##### 出典 #####

2019年12月20日金曜日

スポルジョン、『もろびとこぞりて』、第二十日

もろびとこぞりて―降臨節に向けた25章
チャールズ・H・スポルジョン

第二十日:恐怖への救済

さて、この土地に、羊飼いたちが、野宿で夜番をしながら羊の群れを見守っていた。すると、主の使いが彼らのところに来て、主の栄光が回りを照らしたので、彼らはひどく恐れた。御使いは彼らに言った。「恐れることはありません。今、私はこの民全体のためのすばらしい喜びを知らせに来たのです。きょうダビデの町で、あなたがたのために、救い主がお生まれになりました。この方こそ主キリストです。あなたがたは、布にくるまって飼葉おけに寝ておられるみどりごを見つけます。これが、あなたがたのためのしるしです。」(ルカ2:8-12)

ここにあるのは恐れからの救済です。神が私たちとともにある。神が人のからだを持った。

この言葉にあるように、羊飼いたちには恐れる必要はなかったのです。御使いが彼らに良い知らせを伝えに来たからです。何が起こるのでしょうか?『私はすばらしい喜びを知らせに来たのです』とあります。しかし、この福音とは何でしょう?後になると、福音とはキリストが生まれたことであると知らされます。ということは、このときは、キリストが生まれること、神が降りてきて、人間の性質を御自身に結び合わせたことが、人間にとっての良い知らせなのです。

これは、確かに良い知らせです。天を造られた方が、飼い葉桶で眠っています。これは何を意味しているのでしょう?ここで、人間の性質が神の性質とともに働くようにされているからには、神が人間の敵である必要はもうないということです。

永遠なる神は私たちから、遠く離れているように思えます。神は無限であり、私たちは小さな生き物に過ぎません。人間と神のあいだには、被造物の立場から見ても、動かしようもない大きな溝があるように見えます。しかし、神であるお方が、人にもなったのです。神が天使の性質を御自身に結びつけたなどというはなしは聞いたことはありません。ここから、神の性質と天使の性質のあいだには無限の距離があると言えます。しかし、主は、実際に人間の性質を御自身に与えました。ですから、超えられないほど大きな溝はもはやなく、逆に、ここには、驚くべきつながりがあります。神という存在が、人間という存在と婚姻によって結ばれたのです。

#####

## 作業内容
A: 降臨節の黙想文にある「天を造られた方が、飼い葉桶で眠っています。」という一文を英語に訳してください。
B: 降臨節の黙想文を二文で要約してください。
C: 降臨節の黙想文を、最後の一文に続けて書き継いでください。
記録は、これらの作業とは一切関係がありません。

##### 表示情報 #####

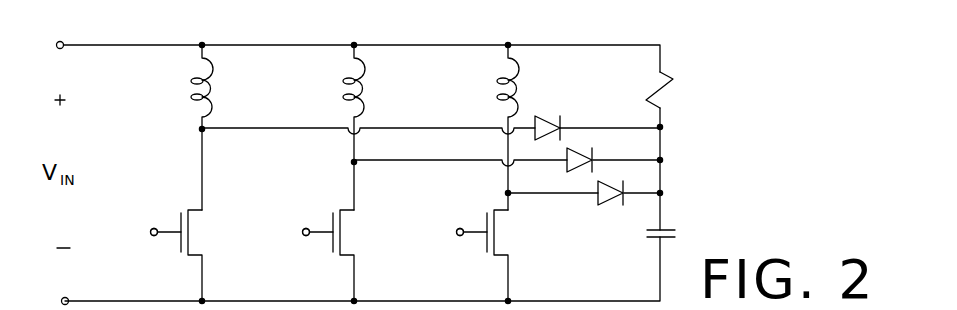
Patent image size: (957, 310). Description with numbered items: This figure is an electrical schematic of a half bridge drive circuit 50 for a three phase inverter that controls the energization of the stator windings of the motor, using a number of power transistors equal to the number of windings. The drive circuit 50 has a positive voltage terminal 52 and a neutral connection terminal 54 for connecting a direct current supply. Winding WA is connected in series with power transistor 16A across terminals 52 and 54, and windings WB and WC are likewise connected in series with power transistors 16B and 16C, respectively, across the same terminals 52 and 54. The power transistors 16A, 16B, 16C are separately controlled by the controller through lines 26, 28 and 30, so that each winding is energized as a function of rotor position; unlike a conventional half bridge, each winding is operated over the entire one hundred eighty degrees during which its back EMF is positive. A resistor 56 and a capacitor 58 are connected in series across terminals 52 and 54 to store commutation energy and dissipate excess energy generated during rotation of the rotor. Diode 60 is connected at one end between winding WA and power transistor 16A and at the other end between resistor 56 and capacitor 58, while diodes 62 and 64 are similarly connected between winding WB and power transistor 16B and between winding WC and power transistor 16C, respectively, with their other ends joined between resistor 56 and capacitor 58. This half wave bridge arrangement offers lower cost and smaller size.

The drive circuit 50 is at (692, 183).
The positive voltage terminal 52 is at (62, 41).
The neutral connection terminal 54 is at (67, 297).
The winding WA is at (211, 96).
The winding WB is at (363, 96).
The winding WC is at (517, 96).
The power transistor 16A is at (192, 233).
The power transistor 16B is at (344, 233).
The power transistor 16C is at (498, 233).
The line 26 is at (171, 229).
The line 28 is at (323, 229).
The line 30 is at (477, 229).
The diode 60 is at (558, 116).
The diode 62 is at (590, 150).
The diode 64 is at (616, 208).
The resistor 56 is at (664, 88).
The capacitor 58 is at (647, 236).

#####

## 解答
A: The One who made the heavens is sleeping in a manger.

B: ルカの福音書2章8-12節を引き、御使いが羊飼いたちに恐れることはないと告げたのは、キリストの誕生という良い知らせを伝えに来たからだと述べています。神が人間の性質を御自身に結び合わせたことで、神と人とのあいだの超えられない溝はもはやなく、驚くべきつながりがあると説いています。

C:
私の魂よ、父親が声も聞こえないほど遠くへ行ってしまって、深い海に向かって泣いている、哀れで寂しい孤児のように立つのはやめなさい。造り主があまりに遠くに行ってしまって、求めに応えることも、叫びを聞くこともしてくれない、裸で哀れな幼子のようにすすり泣き、ため息をつくのはやめなさい。あなたの造り主はあなたと同じものになったのです。強すぎることばでしょうか?その方なしには、造られたものが何ひとつ造られなかったお方が、私たちと同じ幕屋に住み、人間となった方と同じことばで表されています。人間となられたことで、罪は犯されませんでしたが、すべての点で、私たちと同じように試みに会われたのです。

人間である皆さん、あなたがたに、このような知らせがかつてあったでしょうか!哀れな人間よ、塵の中に住む弱い虫のようなあなた、御使いよりもはるか低いものたち、頭を上げて、恐れることをやめなさい!哀れな人間よ、弱さの中で生まれ、労苦の中に生き、汗にまみれ、そして、最後には、死んで虫に食まれるものたち、御使いたちの前でさえ恥じいることはありません。神の次に来るのは人間であって、そのあいだには、大天使でさえ入ることはできないからです。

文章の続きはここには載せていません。